◆ Stored items from a collection ◆
====
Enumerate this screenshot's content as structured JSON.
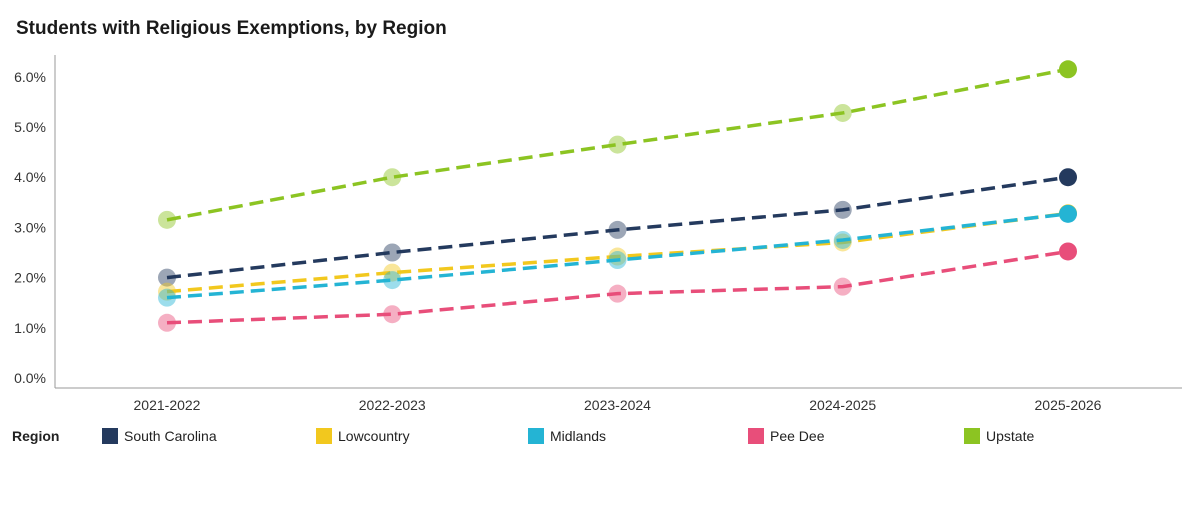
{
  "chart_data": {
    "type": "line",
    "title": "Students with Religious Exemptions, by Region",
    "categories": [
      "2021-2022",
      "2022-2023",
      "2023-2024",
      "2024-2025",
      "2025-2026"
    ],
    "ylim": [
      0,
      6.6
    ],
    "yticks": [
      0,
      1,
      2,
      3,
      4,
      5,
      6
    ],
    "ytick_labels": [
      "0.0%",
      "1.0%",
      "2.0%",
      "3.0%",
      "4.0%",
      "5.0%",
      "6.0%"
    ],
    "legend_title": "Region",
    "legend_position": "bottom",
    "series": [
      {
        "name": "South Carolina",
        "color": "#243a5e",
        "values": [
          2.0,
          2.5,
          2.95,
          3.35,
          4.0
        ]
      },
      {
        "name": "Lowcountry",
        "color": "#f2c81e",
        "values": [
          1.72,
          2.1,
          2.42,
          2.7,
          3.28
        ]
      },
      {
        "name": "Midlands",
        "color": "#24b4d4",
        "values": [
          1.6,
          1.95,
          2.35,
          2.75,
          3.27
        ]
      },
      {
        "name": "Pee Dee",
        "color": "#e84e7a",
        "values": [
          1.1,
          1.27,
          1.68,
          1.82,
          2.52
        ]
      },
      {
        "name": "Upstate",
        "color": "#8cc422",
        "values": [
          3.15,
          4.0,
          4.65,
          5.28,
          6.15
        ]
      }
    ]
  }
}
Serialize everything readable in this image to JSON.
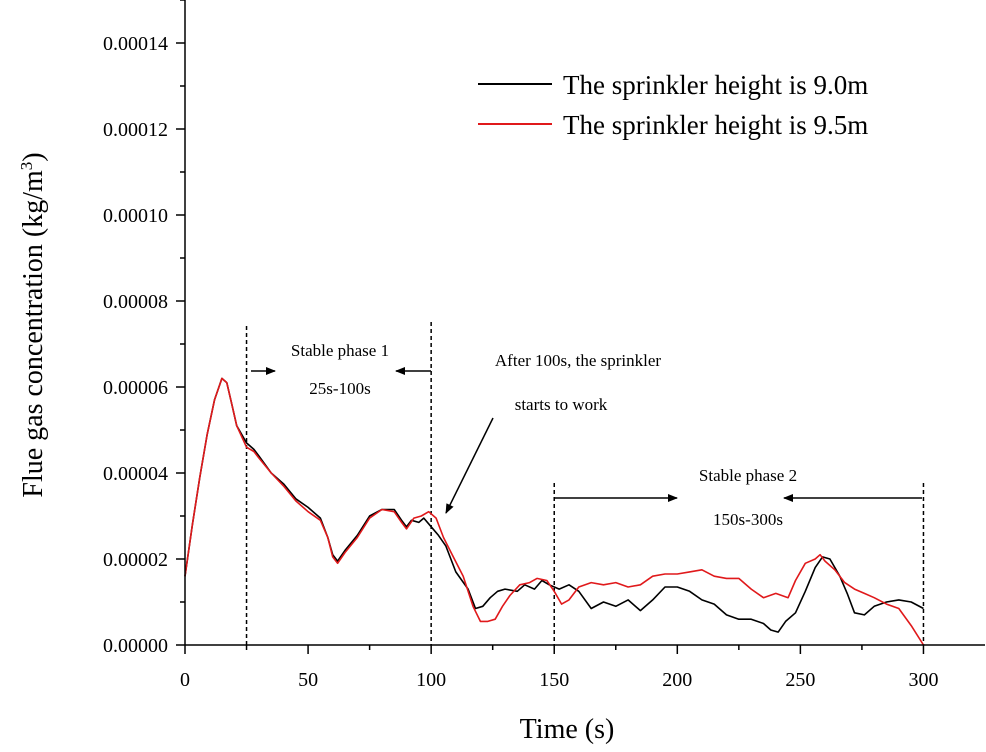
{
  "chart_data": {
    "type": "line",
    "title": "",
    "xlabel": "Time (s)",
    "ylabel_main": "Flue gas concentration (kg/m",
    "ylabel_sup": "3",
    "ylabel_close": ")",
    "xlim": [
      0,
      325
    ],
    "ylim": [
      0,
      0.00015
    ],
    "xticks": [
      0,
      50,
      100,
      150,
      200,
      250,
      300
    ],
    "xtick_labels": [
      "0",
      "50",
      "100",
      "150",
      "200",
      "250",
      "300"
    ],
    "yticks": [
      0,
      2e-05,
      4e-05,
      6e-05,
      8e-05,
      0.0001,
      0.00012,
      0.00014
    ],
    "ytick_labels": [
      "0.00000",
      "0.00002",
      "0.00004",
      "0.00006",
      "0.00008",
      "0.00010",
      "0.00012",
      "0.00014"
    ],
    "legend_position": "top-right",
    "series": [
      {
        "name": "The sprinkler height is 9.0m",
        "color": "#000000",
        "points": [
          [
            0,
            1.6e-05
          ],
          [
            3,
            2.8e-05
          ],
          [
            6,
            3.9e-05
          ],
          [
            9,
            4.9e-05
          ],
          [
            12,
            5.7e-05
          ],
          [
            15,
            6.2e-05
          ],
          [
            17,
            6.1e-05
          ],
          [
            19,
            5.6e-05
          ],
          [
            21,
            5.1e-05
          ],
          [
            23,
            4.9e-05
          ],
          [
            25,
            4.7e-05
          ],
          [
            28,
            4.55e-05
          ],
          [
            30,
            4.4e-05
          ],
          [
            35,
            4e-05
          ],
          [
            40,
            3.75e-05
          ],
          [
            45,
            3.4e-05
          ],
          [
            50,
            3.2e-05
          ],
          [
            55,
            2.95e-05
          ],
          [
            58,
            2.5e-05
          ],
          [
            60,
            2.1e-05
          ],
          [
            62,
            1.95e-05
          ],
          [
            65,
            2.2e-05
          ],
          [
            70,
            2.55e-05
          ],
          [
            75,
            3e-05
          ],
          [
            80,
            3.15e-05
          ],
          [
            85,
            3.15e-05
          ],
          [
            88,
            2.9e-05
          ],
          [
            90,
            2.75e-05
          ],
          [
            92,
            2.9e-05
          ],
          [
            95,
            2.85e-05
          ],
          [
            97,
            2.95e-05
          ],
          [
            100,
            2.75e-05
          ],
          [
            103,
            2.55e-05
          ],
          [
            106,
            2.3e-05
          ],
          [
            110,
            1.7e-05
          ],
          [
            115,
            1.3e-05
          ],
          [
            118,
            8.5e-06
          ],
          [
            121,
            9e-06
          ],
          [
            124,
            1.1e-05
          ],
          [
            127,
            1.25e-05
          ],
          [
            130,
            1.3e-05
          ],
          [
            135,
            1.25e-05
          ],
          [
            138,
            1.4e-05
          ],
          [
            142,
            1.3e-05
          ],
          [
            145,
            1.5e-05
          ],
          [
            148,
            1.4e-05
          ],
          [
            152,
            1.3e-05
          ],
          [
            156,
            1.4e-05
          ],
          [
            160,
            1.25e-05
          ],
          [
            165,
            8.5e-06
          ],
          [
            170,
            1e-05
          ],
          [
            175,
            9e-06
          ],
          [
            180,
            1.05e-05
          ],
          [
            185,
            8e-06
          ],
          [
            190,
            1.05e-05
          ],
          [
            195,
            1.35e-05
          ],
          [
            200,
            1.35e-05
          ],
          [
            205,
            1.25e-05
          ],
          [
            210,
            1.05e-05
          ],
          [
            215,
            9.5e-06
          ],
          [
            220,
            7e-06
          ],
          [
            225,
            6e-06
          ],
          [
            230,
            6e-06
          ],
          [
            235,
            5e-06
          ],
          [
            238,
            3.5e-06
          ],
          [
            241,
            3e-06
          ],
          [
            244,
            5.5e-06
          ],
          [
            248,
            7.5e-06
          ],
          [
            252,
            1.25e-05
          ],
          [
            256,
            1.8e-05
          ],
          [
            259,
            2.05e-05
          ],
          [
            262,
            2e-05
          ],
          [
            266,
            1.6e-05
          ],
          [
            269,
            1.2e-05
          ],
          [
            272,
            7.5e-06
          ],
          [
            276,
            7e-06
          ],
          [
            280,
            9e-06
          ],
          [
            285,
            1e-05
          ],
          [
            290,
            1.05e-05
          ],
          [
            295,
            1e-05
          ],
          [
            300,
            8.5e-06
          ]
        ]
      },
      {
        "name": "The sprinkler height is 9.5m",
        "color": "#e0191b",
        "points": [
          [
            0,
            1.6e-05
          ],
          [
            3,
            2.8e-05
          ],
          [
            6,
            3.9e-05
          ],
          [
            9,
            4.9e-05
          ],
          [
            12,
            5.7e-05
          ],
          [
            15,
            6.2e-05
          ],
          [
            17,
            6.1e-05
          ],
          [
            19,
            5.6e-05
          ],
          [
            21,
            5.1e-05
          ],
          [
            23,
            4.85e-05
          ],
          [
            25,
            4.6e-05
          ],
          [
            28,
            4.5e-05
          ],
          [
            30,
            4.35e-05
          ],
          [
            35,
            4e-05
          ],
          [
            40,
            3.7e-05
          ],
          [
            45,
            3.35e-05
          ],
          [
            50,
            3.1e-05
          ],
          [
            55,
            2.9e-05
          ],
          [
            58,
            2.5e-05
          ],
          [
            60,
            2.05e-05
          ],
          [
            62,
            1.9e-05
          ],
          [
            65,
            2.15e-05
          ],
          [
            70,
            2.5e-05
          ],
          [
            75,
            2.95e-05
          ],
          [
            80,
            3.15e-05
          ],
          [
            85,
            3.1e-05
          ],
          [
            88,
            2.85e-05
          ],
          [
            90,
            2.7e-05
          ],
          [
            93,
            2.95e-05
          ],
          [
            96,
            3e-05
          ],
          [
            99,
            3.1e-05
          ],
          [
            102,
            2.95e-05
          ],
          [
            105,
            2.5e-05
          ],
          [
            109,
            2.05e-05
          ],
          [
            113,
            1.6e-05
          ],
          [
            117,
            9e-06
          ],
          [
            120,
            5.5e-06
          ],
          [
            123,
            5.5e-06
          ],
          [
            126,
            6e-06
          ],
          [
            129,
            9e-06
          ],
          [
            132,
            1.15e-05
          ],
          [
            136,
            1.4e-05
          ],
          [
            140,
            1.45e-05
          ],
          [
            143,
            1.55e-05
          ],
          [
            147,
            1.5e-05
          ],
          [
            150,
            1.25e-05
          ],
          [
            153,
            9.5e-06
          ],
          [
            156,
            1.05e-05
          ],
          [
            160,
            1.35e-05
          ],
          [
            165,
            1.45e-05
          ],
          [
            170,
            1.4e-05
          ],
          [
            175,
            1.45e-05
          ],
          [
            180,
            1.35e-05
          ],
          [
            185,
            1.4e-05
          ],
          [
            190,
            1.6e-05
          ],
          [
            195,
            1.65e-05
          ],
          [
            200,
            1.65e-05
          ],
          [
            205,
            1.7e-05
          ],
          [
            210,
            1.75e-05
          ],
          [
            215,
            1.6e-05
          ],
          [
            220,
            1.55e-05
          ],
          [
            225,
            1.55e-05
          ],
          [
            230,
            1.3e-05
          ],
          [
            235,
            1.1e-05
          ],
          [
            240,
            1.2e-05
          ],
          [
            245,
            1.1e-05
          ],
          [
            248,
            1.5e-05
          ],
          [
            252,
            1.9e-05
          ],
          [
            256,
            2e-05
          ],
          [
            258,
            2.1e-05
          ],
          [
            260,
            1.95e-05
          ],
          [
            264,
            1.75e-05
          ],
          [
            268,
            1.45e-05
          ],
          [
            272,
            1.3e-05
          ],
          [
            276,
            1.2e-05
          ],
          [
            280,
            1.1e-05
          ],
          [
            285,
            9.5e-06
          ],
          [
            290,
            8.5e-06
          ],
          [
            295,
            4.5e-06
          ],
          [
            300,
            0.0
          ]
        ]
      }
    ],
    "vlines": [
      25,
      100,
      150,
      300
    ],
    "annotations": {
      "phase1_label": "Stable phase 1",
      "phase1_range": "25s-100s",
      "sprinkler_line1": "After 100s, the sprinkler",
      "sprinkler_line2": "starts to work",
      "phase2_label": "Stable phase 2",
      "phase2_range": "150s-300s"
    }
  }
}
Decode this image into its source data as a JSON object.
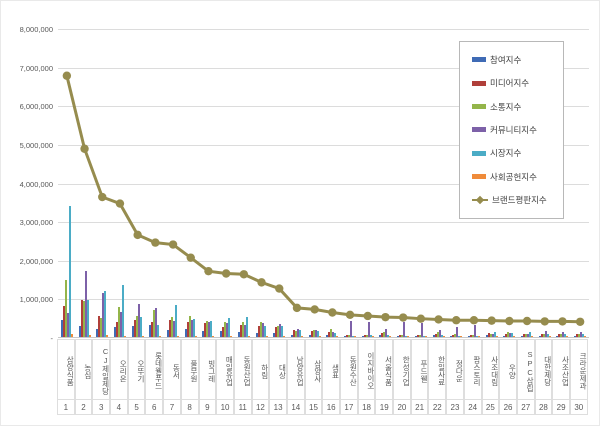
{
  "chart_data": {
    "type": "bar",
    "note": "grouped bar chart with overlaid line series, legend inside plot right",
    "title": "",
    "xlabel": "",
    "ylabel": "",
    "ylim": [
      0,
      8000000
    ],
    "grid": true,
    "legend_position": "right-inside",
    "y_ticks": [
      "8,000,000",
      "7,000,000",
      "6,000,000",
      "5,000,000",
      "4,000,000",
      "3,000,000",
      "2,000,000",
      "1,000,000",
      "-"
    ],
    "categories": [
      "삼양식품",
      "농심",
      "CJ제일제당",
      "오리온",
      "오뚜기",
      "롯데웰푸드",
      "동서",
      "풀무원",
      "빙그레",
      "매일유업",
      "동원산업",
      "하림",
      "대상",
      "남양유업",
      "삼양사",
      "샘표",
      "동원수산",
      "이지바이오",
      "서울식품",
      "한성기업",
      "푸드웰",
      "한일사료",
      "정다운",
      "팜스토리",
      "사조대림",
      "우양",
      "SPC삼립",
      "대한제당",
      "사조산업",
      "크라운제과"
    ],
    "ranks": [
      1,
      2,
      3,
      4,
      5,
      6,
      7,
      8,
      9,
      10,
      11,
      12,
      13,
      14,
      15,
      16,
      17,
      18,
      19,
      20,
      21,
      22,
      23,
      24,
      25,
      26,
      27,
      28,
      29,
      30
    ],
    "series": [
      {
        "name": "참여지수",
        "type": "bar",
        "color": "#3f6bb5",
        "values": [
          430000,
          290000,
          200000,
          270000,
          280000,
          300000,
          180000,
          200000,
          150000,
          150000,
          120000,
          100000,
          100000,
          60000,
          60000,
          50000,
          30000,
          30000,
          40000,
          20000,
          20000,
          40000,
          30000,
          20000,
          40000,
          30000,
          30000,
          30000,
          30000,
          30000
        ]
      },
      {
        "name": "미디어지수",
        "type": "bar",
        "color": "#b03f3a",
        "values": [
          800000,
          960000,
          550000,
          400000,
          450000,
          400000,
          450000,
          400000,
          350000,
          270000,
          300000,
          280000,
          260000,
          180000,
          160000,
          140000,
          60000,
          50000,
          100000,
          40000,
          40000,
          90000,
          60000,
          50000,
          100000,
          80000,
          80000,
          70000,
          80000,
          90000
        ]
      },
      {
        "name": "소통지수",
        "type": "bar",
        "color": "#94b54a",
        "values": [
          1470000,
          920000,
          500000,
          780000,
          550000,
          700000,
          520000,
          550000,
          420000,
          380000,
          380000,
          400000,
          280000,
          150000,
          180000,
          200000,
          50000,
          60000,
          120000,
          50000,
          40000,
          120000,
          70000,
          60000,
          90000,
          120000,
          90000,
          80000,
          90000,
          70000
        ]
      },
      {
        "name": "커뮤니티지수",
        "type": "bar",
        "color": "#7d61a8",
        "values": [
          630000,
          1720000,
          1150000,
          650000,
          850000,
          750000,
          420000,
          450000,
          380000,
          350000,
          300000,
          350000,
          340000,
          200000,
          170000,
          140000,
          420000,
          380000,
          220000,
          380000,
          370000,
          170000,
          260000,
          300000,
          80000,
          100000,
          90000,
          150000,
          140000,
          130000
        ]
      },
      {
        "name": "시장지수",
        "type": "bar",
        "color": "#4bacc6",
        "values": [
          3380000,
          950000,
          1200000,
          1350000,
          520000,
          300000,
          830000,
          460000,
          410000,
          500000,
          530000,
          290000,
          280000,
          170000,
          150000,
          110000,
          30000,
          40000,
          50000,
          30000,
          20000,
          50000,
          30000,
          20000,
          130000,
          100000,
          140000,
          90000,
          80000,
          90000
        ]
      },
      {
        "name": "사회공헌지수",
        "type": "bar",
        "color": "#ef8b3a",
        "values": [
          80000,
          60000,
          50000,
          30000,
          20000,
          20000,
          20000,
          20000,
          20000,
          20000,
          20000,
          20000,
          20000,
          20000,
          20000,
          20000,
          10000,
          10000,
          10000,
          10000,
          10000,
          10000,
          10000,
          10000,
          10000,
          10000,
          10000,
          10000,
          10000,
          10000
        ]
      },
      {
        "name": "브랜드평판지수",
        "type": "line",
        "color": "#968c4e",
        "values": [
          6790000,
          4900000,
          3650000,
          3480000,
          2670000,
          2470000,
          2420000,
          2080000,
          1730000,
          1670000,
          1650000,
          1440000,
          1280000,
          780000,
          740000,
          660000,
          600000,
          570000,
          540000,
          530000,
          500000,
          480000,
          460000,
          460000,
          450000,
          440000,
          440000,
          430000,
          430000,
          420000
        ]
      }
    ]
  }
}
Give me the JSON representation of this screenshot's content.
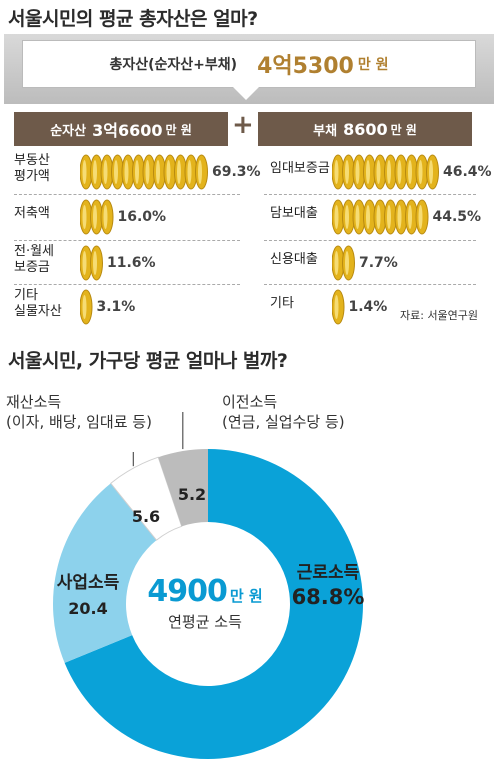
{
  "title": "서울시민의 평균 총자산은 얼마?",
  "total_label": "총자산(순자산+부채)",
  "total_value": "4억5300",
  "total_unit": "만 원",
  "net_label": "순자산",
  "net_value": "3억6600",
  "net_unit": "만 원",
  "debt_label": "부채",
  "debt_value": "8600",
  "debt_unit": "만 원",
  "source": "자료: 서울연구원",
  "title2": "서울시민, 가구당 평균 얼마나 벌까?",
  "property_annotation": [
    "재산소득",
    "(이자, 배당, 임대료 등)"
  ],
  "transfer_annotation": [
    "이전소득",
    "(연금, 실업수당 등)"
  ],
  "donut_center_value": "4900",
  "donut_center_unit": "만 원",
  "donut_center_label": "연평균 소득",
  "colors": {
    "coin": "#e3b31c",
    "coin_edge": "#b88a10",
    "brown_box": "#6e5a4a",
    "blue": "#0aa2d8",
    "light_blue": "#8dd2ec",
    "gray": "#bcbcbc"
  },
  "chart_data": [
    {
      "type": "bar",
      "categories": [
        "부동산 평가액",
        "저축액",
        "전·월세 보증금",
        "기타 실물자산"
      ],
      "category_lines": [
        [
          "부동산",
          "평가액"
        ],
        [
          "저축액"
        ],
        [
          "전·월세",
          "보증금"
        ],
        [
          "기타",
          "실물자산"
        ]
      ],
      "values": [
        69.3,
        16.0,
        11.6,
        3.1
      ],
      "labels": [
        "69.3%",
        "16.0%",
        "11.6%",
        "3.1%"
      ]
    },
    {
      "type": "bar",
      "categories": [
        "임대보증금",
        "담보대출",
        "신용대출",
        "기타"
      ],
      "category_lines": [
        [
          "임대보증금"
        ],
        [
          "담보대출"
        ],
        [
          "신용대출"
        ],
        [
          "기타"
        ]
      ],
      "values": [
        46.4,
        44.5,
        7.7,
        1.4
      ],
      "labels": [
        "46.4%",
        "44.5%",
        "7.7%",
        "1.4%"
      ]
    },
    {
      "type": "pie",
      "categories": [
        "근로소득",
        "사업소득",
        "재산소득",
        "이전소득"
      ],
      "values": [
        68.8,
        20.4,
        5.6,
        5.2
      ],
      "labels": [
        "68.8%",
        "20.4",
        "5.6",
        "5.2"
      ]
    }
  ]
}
====
◆ Do this ◆
What is the number of lines above that contain the string "screenshot"? Answer with the number alone.

◆ Completed exercise ◆
2